PROMPT:
Reply with one number: how many lines contain the word "JSON".

** start GIVEN DATA **

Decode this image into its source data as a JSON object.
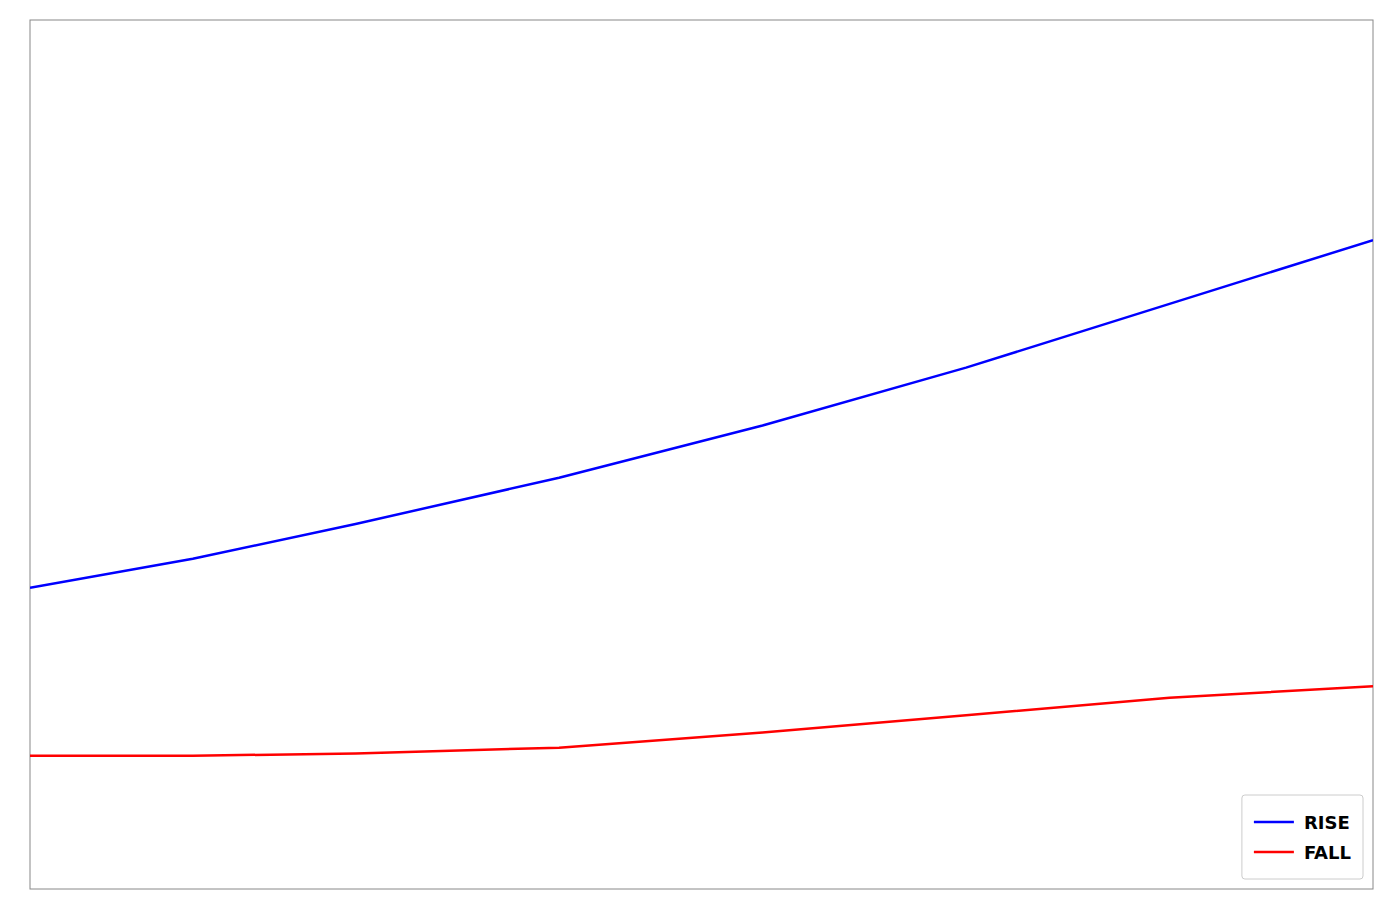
{
  "chart_data": {
    "type": "line",
    "x": [
      -40,
      -20,
      0,
      25,
      50,
      75,
      100,
      125
    ],
    "series": [
      {
        "name": "RISE",
        "color": "#0000ff",
        "values": [
          6.1,
          6.35,
          6.65,
          7.05,
          7.5,
          8.0,
          8.55,
          9.1
        ]
      },
      {
        "name": "FALL",
        "color": "#ff0000",
        "values": [
          4.65,
          4.65,
          4.67,
          4.72,
          4.85,
          5.0,
          5.15,
          5.25
        ]
      }
    ],
    "xlim": [
      -40,
      125
    ],
    "ylim": [
      3.5,
      11.0
    ],
    "tick_labels": false,
    "grid": false,
    "legend": "lower right"
  }
}
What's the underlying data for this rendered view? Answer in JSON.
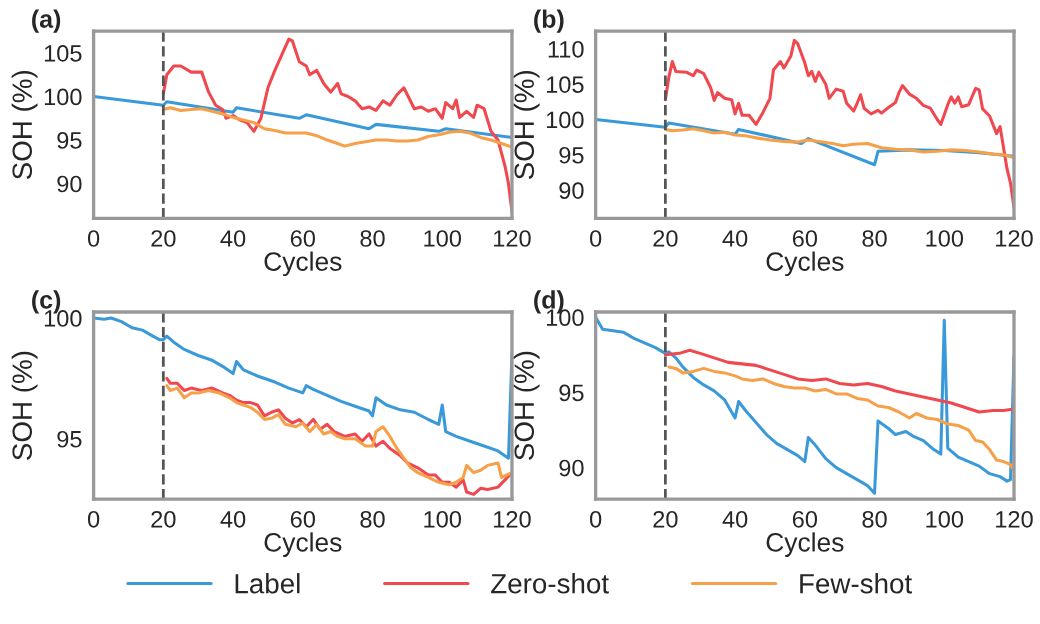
{
  "chart_data": [
    {
      "type": "line",
      "title": "(a)",
      "xlabel": "Cycles",
      "ylabel": "SOH (%)",
      "xlim": [
        0,
        120
      ],
      "xticks": [
        0,
        20,
        40,
        60,
        80,
        100,
        120
      ],
      "ylim": [
        86,
        107.5
      ],
      "yticks": [
        90,
        95,
        100,
        105
      ],
      "grid": false,
      "legend": "bottom",
      "ref_lines": [
        {
          "axis": "x",
          "value": 20,
          "color": "#555555",
          "line_style": "dashed"
        }
      ],
      "series": [
        {
          "name": "Label",
          "color": "#3a9ad9",
          "x": [
            0,
            20,
            21,
            40,
            41,
            59,
            61,
            79,
            81,
            99,
            101,
            120
          ],
          "values": [
            100,
            99,
            99.4,
            98.2,
            98.7,
            97.5,
            97.9,
            96.3,
            96.8,
            96,
            96.3,
            95.3
          ]
        },
        {
          "name": "Zero-shot",
          "color": "#f0484f",
          "x": [
            20,
            21,
            23,
            25,
            28,
            31,
            33,
            35,
            37,
            38,
            40,
            42,
            44,
            46,
            48,
            50,
            52,
            54,
            56,
            57,
            59,
            61,
            62,
            64,
            66,
            68,
            70,
            71,
            73,
            75,
            77,
            79,
            81,
            83,
            85,
            87,
            89,
            90,
            92,
            94,
            96,
            98,
            100,
            101,
            103,
            104,
            105,
            107,
            109,
            110,
            112,
            114,
            116,
            118,
            119,
            120
          ],
          "values": [
            100.3,
            102.5,
            103.5,
            103.5,
            102.8,
            102.8,
            100.5,
            99,
            98.5,
            97.5,
            97.8,
            97.3,
            97,
            96,
            97.5,
            101,
            103,
            104.8,
            106.6,
            106.4,
            104,
            103.5,
            102.5,
            103,
            101.5,
            100.5,
            101.5,
            100.3,
            100,
            99.5,
            98.6,
            98.8,
            98.4,
            99.5,
            99,
            100.2,
            101,
            100.2,
            98.6,
            98.8,
            98.3,
            98.6,
            97.5,
            99.3,
            98.6,
            99.6,
            97.6,
            98.3,
            97.6,
            99,
            98.6,
            96,
            95,
            92,
            90,
            86.8
          ]
        },
        {
          "name": "Few-shot",
          "color": "#f6a04a",
          "x": [
            20,
            22,
            25,
            28,
            31,
            34,
            37,
            40,
            43,
            46,
            49,
            52,
            55,
            58,
            61,
            64,
            67,
            70,
            72,
            75,
            78,
            81,
            84,
            87,
            90,
            93,
            96,
            99,
            102,
            105,
            108,
            111,
            114,
            117,
            120
          ],
          "values": [
            98.5,
            98.7,
            98.4,
            98.5,
            98.6,
            98.3,
            98,
            97.6,
            97.3,
            97,
            96.3,
            96.1,
            95.8,
            95.8,
            95.8,
            95.5,
            95,
            94.6,
            94.3,
            94.6,
            94.8,
            95,
            95,
            94.9,
            94.9,
            95,
            95.4,
            95.6,
            95.9,
            96,
            95.8,
            95.3,
            95,
            94.6,
            94.2
          ]
        }
      ]
    },
    {
      "type": "line",
      "title": "(b)",
      "xlabel": "Cycles",
      "ylabel": "SOH (%)",
      "xlim": [
        0,
        120
      ],
      "xticks": [
        0,
        20,
        40,
        60,
        80,
        100,
        120
      ],
      "ylim": [
        86,
        112.5
      ],
      "yticks": [
        90,
        95,
        100,
        105,
        110
      ],
      "grid": false,
      "ref_lines": [
        {
          "axis": "x",
          "value": 20,
          "color": "#555555",
          "line_style": "dashed"
        }
      ],
      "series": [
        {
          "name": "Label",
          "color": "#3a9ad9",
          "x": [
            0,
            20,
            21,
            40,
            41,
            59,
            61,
            80,
            81,
            90,
            100,
            110,
            120
          ],
          "values": [
            100,
            98.9,
            99.5,
            97.9,
            98.6,
            96.6,
            97.3,
            93.6,
            95.5,
            95.7,
            95.6,
            95.3,
            94.8
          ]
        },
        {
          "name": "Zero-shot",
          "color": "#f0484f",
          "x": [
            20,
            21,
            22,
            23,
            26,
            28,
            29,
            31,
            33,
            34,
            35,
            37,
            39,
            40,
            41,
            42,
            44,
            46,
            48,
            50,
            51,
            53,
            54,
            56,
            57,
            58,
            60,
            61,
            62,
            63,
            64,
            66,
            67,
            69,
            71,
            72,
            74,
            75,
            76,
            77,
            79,
            81,
            82,
            84,
            86,
            87,
            88,
            90,
            92,
            94,
            96,
            98,
            99,
            101,
            102,
            103,
            104,
            105,
            107,
            109,
            110,
            111,
            113,
            115,
            116,
            117,
            118,
            119,
            120
          ],
          "values": [
            102.8,
            106,
            108.2,
            106.8,
            106.7,
            106.2,
            107,
            106.5,
            104.5,
            102.7,
            103.8,
            103,
            102.8,
            100.8,
            102.3,
            100.6,
            100.6,
            99.3,
            101,
            103,
            107,
            108.2,
            107.3,
            109,
            111.2,
            110.7,
            108,
            106.2,
            106.8,
            105.4,
            106.7,
            105,
            103,
            104.3,
            104,
            102.3,
            101.2,
            102.3,
            103.5,
            101.6,
            100.8,
            101.3,
            100.9,
            101.7,
            102.4,
            103.8,
            104.8,
            103.6,
            103,
            102,
            101.6,
            100,
            99.3,
            102.1,
            103.2,
            102.3,
            103.2,
            101.8,
            102.1,
            104.4,
            104.2,
            101.5,
            100.5,
            98,
            99,
            96,
            93,
            91,
            87.5
          ]
        },
        {
          "name": "Few-shot",
          "color": "#f6a04a",
          "x": [
            20,
            22,
            25,
            28,
            31,
            34,
            37,
            40,
            43,
            46,
            50,
            54,
            58,
            61,
            64,
            68,
            71,
            74,
            78,
            82,
            86,
            90,
            94,
            98,
            102,
            106,
            110,
            114,
            117,
            120
          ],
          "values": [
            98.6,
            98.4,
            98.5,
            98.7,
            98.4,
            98.1,
            98.2,
            97.8,
            97.7,
            97.4,
            97.1,
            96.9,
            96.8,
            97.1,
            96.9,
            96.6,
            96.3,
            96.5,
            96.6,
            96,
            95.8,
            95.7,
            95.4,
            95.5,
            95.7,
            95.6,
            95.4,
            95.1,
            95,
            94.6
          ]
        }
      ]
    },
    {
      "type": "line",
      "title": "(c)",
      "xlabel": "Cycles",
      "ylabel": "SOH (%)",
      "xlim": [
        0,
        120
      ],
      "xticks": [
        0,
        20,
        40,
        60,
        80,
        100,
        120
      ],
      "ylim": [
        92.5,
        100.25
      ],
      "yticks": [
        95,
        100
      ],
      "grid": false,
      "ref_lines": [
        {
          "axis": "x",
          "value": 20,
          "color": "#555555",
          "line_style": "dashed"
        }
      ],
      "series": [
        {
          "name": "Label",
          "color": "#3a9ad9",
          "x": [
            0,
            3,
            5,
            8,
            11,
            14,
            17,
            19,
            20,
            21,
            23,
            26,
            30,
            34,
            37,
            40,
            41,
            43,
            47,
            52,
            56,
            60,
            61,
            63,
            67,
            71,
            75,
            79,
            80,
            81,
            84,
            88,
            92,
            96,
            99,
            100,
            101,
            104,
            108,
            112,
            116,
            119,
            120
          ],
          "values": [
            100,
            99.95,
            100,
            99.85,
            99.6,
            99.5,
            99.25,
            99.1,
            99.1,
            99.25,
            99,
            98.7,
            98.45,
            98.25,
            98,
            97.7,
            98.2,
            97.85,
            97.6,
            97.35,
            97.1,
            96.9,
            97.2,
            97.05,
            96.8,
            96.55,
            96.35,
            96.15,
            95.95,
            96.7,
            96.4,
            96.2,
            96.1,
            95.8,
            95.6,
            96.4,
            95.3,
            95.1,
            94.9,
            94.7,
            94.5,
            94.2,
            98.5
          ]
        },
        {
          "name": "Zero-shot",
          "color": "#f0484f",
          "x": [
            21,
            22,
            24,
            26,
            28,
            31,
            34,
            37,
            39,
            41,
            43,
            45,
            47,
            49,
            51,
            53,
            55,
            57,
            59,
            61,
            63,
            65,
            67,
            69,
            72,
            75,
            77,
            79,
            81,
            83,
            85,
            88,
            90,
            93,
            96,
            98,
            100,
            102,
            104,
            106,
            107,
            109,
            111,
            113,
            116,
            118,
            120
          ],
          "values": [
            97.5,
            97.3,
            97.3,
            97,
            97.1,
            97,
            97.1,
            96.9,
            96.8,
            96.6,
            96.5,
            96.5,
            96.4,
            95.95,
            96.1,
            96.2,
            95.85,
            95.65,
            95.8,
            95.5,
            95.8,
            95.4,
            95.6,
            95.3,
            95.1,
            95.2,
            94.9,
            95.2,
            94.7,
            94.9,
            94.6,
            94.3,
            94,
            93.8,
            93.5,
            93.5,
            93.2,
            93.2,
            93,
            93.3,
            92.8,
            92.7,
            92.95,
            92.9,
            93,
            93.3,
            93.6
          ]
        },
        {
          "name": "Few-shot",
          "color": "#f6a04a",
          "x": [
            21,
            22,
            24,
            26,
            28,
            30,
            33,
            36,
            39,
            41,
            43,
            45,
            47,
            49,
            51,
            53,
            55,
            58,
            60,
            62,
            64,
            66,
            68,
            70,
            72,
            75,
            78,
            80,
            81,
            83,
            85,
            87,
            89,
            91,
            93,
            96,
            99,
            102,
            104,
            106,
            107,
            109,
            111,
            113,
            116,
            117,
            120
          ],
          "values": [
            97.2,
            97,
            97.1,
            96.7,
            96.9,
            96.9,
            97,
            96.9,
            96.7,
            96.5,
            96.4,
            96.3,
            96.1,
            95.8,
            95.85,
            96,
            95.6,
            95.5,
            95.65,
            95.3,
            95.6,
            95.2,
            95.3,
            95.1,
            95,
            95,
            94.7,
            94.7,
            95.3,
            95.5,
            95.1,
            94.6,
            94.2,
            93.8,
            93.6,
            93.4,
            93.2,
            93.1,
            93.2,
            93.4,
            93.9,
            93.6,
            93.7,
            93.9,
            94,
            93.4,
            93.6
          ]
        }
      ]
    },
    {
      "type": "line",
      "title": "(d)",
      "xlabel": "Cycles",
      "ylabel": "SOH (%)",
      "xlim": [
        0,
        120
      ],
      "xticks": [
        0,
        20,
        40,
        60,
        80,
        100,
        120
      ],
      "ylim": [
        87.9,
        100.35
      ],
      "yticks": [
        90,
        95,
        100
      ],
      "grid": false,
      "ref_lines": [
        {
          "axis": "x",
          "value": 20,
          "color": "#555555",
          "line_style": "dashed"
        }
      ],
      "series": [
        {
          "name": "Label",
          "color": "#3a9ad9",
          "x": [
            0,
            1,
            2,
            5,
            8,
            11,
            14,
            17,
            20,
            21,
            23,
            25,
            28,
            31,
            34,
            37,
            40,
            41,
            43,
            46,
            49,
            52,
            55,
            58,
            60,
            61,
            63,
            66,
            69,
            72,
            75,
            78,
            80,
            81,
            84,
            86,
            89,
            91,
            94,
            97,
            99,
            100,
            101,
            104,
            107,
            110,
            113,
            116,
            118,
            119,
            120
          ],
          "values": [
            100,
            99.6,
            99.2,
            99.1,
            99,
            98.6,
            98.3,
            98,
            97.6,
            97.7,
            97.3,
            96.7,
            96,
            95.5,
            95.1,
            94.5,
            93.3,
            94.4,
            93.8,
            93,
            92.2,
            91.6,
            91.2,
            90.8,
            90.4,
            92,
            91.5,
            90.6,
            90,
            89.6,
            89.2,
            88.8,
            88.3,
            93.1,
            92.6,
            92.2,
            92.4,
            92.1,
            91.8,
            91.2,
            90.9,
            99.8,
            91.3,
            90.7,
            90.4,
            90.1,
            89.6,
            89.4,
            89.1,
            89.2,
            97.4
          ]
        },
        {
          "name": "Zero-shot",
          "color": "#f0484f",
          "x": [
            20,
            24,
            27,
            30,
            34,
            38,
            42,
            46,
            50,
            54,
            58,
            62,
            66,
            70,
            74,
            78,
            82,
            86,
            90,
            94,
            98,
            102,
            106,
            110,
            114,
            117,
            120
          ],
          "values": [
            97.5,
            97.6,
            97.8,
            97.6,
            97.3,
            97,
            96.9,
            96.8,
            96.5,
            96.2,
            95.9,
            95.8,
            95.9,
            95.6,
            95.5,
            95.6,
            95.4,
            95.1,
            94.9,
            94.7,
            94.5,
            94.3,
            94,
            93.7,
            93.8,
            93.8,
            93.9
          ]
        },
        {
          "name": "Few-shot",
          "color": "#f6a04a",
          "x": [
            21,
            23,
            25,
            28,
            31,
            34,
            37,
            40,
            42,
            45,
            48,
            51,
            54,
            57,
            60,
            63,
            66,
            69,
            72,
            75,
            78,
            81,
            84,
            87,
            90,
            92,
            95,
            98,
            101,
            104,
            107,
            109,
            111,
            113,
            115,
            117,
            119,
            120
          ],
          "values": [
            96.7,
            96.6,
            96.3,
            96.4,
            96.6,
            96.4,
            96.3,
            96.1,
            95.9,
            95.8,
            95.9,
            95.6,
            95.4,
            95.3,
            95.3,
            95.1,
            95.2,
            94.9,
            94.9,
            94.6,
            94.5,
            94.1,
            94,
            93.7,
            93.3,
            93.6,
            93.3,
            93.2,
            92.9,
            92.8,
            92.5,
            91.8,
            91.7,
            91.2,
            90.5,
            90.4,
            90.2,
            89.8
          ]
        }
      ]
    }
  ]
}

** end GIVEN DATA **

FINAL ANSWER:
2